■ **AIM OF THE EXERCISE**: Keep only the lines where "page" appears.

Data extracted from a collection
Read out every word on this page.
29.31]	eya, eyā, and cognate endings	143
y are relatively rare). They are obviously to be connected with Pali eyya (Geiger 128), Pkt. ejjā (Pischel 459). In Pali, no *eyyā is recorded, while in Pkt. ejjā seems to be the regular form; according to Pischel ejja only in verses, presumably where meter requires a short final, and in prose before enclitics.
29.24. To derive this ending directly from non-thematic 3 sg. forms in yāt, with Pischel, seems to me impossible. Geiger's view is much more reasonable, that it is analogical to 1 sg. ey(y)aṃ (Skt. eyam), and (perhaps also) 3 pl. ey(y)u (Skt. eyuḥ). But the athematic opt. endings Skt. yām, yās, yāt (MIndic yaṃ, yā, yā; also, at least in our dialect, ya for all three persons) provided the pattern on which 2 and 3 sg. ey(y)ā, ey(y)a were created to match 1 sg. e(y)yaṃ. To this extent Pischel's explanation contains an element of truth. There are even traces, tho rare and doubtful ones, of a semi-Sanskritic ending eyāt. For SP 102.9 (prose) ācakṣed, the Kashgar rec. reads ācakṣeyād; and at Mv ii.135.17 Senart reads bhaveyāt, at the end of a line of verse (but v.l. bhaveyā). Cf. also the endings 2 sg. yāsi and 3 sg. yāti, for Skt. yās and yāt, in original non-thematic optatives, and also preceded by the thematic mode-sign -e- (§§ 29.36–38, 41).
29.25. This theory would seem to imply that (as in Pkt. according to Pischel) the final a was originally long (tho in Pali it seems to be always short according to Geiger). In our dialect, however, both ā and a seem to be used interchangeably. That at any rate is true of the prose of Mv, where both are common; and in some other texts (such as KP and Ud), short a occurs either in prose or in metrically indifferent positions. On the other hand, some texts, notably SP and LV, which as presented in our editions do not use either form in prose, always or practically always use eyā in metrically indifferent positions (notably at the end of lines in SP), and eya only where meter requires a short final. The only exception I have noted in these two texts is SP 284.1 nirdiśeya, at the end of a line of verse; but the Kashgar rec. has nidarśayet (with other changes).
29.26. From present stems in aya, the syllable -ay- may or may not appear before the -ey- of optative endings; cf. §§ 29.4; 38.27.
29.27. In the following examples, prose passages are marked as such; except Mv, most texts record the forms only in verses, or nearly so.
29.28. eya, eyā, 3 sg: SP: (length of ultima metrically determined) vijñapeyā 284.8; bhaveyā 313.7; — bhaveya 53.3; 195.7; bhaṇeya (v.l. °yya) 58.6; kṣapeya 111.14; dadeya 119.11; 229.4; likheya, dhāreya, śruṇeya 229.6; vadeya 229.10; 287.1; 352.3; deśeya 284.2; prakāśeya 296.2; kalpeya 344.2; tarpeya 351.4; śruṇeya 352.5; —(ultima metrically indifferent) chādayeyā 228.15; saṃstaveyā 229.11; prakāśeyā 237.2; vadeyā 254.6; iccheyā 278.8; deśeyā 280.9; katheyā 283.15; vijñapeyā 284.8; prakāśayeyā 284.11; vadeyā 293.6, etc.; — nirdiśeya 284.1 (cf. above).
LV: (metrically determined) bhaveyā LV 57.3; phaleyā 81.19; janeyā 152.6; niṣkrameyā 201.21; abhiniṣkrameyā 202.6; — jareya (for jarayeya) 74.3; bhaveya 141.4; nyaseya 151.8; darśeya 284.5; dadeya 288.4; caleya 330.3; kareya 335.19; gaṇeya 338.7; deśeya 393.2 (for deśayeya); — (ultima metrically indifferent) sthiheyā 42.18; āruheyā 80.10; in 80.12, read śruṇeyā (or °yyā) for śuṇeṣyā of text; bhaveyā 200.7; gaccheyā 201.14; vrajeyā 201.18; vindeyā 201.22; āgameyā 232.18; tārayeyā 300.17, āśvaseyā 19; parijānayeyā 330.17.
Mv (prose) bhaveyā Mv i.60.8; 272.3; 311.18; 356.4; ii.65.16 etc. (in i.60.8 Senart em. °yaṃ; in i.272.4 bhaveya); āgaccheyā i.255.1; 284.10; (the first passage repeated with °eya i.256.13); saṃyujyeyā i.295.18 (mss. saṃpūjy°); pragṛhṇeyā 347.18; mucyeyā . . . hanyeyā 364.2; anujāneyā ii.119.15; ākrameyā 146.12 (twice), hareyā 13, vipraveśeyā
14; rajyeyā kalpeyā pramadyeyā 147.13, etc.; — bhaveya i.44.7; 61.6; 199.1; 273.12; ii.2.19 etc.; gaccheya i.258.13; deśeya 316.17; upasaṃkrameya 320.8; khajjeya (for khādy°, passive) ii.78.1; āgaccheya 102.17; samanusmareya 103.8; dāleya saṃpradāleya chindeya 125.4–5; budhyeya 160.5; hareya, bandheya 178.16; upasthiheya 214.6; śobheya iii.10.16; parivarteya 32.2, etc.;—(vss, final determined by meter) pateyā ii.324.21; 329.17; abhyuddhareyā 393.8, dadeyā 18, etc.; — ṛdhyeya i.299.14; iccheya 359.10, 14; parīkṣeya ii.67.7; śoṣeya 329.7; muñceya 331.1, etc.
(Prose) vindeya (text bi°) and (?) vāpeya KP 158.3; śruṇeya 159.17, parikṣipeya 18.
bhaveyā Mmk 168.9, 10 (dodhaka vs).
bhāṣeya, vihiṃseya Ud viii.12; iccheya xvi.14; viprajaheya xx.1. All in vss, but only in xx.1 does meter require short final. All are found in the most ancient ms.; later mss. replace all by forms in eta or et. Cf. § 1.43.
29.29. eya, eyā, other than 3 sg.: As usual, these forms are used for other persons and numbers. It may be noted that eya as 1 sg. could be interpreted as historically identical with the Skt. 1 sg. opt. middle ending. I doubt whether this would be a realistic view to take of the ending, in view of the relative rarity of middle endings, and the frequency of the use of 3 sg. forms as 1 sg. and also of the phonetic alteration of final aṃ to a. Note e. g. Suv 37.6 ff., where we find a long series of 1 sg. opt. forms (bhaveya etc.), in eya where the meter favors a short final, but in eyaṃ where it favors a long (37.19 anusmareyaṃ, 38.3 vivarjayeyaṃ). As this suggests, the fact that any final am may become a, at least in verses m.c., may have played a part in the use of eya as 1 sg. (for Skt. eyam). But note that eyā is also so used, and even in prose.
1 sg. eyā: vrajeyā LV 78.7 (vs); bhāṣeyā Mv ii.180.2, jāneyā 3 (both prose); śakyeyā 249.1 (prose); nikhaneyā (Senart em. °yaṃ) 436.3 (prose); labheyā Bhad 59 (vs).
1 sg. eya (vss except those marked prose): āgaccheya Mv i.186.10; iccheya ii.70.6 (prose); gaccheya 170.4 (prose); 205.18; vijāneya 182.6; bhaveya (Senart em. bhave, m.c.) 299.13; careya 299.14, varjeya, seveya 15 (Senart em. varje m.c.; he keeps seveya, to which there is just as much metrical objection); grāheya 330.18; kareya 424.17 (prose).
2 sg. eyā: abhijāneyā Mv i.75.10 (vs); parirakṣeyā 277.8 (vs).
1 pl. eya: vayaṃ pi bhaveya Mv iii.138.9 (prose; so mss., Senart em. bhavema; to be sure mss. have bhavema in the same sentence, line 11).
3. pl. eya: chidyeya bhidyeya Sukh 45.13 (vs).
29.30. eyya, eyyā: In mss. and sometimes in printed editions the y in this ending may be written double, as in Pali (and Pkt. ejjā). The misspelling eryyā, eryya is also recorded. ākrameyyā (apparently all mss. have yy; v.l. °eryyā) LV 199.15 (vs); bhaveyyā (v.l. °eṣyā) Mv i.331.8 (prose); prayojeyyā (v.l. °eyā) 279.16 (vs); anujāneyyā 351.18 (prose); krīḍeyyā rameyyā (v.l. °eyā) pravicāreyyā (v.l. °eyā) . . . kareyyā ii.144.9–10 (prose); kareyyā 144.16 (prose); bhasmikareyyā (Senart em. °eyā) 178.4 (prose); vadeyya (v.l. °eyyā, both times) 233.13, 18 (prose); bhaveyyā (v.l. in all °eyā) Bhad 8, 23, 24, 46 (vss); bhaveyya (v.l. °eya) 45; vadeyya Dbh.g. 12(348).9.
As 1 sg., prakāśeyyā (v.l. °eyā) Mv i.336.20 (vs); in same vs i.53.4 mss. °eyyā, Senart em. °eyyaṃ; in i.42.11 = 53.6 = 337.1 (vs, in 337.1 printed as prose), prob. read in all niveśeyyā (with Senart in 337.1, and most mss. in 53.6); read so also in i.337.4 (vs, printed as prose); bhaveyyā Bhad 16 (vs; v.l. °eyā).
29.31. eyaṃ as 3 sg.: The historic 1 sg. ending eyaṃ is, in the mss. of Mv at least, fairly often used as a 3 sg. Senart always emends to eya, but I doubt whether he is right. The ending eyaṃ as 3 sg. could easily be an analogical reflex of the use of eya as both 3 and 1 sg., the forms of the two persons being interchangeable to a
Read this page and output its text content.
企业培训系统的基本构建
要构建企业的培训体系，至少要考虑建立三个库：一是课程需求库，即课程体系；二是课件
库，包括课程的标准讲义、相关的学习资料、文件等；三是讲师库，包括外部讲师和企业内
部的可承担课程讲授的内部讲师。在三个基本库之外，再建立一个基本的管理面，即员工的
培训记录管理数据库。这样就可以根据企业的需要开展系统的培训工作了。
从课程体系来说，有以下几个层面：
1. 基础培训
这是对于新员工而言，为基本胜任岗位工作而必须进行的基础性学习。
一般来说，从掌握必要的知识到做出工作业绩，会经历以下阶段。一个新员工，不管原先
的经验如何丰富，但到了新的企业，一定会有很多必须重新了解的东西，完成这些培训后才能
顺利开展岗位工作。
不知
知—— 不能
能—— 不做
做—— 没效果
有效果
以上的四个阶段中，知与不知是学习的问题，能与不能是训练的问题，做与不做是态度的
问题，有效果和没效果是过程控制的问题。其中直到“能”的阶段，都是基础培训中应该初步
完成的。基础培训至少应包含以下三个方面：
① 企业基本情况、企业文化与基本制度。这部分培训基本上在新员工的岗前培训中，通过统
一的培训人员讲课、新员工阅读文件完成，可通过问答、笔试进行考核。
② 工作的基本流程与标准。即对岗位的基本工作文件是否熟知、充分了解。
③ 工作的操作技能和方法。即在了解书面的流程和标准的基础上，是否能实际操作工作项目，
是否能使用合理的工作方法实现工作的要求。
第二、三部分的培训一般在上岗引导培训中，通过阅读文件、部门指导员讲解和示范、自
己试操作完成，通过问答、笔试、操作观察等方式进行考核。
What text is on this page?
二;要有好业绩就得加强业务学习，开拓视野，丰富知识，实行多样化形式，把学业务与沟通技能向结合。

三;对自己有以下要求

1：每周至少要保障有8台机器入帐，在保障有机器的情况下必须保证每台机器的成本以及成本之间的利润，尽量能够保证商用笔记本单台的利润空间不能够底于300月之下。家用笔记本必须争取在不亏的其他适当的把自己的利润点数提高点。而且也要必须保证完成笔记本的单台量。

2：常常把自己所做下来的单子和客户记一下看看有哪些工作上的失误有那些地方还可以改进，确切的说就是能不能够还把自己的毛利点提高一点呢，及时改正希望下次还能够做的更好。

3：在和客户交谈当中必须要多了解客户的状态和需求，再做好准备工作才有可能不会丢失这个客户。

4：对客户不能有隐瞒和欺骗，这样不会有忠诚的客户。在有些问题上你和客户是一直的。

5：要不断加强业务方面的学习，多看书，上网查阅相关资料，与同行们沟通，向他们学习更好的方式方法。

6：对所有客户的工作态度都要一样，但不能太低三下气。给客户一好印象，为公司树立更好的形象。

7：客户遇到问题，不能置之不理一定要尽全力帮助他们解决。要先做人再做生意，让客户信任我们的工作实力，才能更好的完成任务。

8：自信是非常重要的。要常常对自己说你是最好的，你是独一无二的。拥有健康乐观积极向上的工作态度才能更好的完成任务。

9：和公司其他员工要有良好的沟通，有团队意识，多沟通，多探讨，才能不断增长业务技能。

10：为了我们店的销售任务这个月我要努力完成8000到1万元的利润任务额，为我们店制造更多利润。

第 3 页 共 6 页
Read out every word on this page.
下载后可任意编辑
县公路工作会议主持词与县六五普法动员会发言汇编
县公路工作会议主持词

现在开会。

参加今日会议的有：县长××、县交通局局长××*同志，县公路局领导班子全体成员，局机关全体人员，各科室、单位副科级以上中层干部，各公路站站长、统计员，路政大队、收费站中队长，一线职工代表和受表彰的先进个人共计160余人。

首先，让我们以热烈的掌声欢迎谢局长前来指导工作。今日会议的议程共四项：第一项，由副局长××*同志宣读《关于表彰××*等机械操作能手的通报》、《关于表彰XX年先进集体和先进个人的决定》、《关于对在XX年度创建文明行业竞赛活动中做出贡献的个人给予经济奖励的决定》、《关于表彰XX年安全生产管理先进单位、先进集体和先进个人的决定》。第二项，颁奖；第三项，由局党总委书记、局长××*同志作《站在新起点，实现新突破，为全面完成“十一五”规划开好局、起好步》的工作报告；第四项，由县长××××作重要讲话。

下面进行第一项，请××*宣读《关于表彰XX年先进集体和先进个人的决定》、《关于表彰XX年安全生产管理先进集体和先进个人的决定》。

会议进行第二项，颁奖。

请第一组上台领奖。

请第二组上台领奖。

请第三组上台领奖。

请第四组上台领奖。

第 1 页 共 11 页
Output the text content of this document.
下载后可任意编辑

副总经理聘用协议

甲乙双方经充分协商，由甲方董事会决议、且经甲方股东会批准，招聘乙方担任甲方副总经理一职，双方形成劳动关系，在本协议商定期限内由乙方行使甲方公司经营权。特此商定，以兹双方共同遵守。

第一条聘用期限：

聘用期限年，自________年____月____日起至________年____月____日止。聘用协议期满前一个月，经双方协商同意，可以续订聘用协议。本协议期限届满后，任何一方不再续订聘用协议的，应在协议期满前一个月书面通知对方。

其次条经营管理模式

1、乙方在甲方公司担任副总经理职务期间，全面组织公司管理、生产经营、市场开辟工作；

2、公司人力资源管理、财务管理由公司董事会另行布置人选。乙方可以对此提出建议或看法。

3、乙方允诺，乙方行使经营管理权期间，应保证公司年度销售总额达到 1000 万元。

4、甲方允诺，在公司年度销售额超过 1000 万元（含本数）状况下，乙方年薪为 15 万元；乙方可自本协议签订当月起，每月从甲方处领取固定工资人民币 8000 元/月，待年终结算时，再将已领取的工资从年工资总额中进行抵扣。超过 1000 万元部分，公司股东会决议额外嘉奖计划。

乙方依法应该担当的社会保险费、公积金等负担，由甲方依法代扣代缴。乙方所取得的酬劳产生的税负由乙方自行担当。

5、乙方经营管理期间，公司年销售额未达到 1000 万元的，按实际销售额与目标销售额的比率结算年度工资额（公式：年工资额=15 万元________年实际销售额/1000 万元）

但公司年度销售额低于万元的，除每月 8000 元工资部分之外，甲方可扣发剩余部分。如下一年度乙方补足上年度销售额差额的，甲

■ **ANSWER TO THE EXERCISE**:
Read out every word on this page.
Read this page and output its text content.
What text is on this page?
Read out every word on this page.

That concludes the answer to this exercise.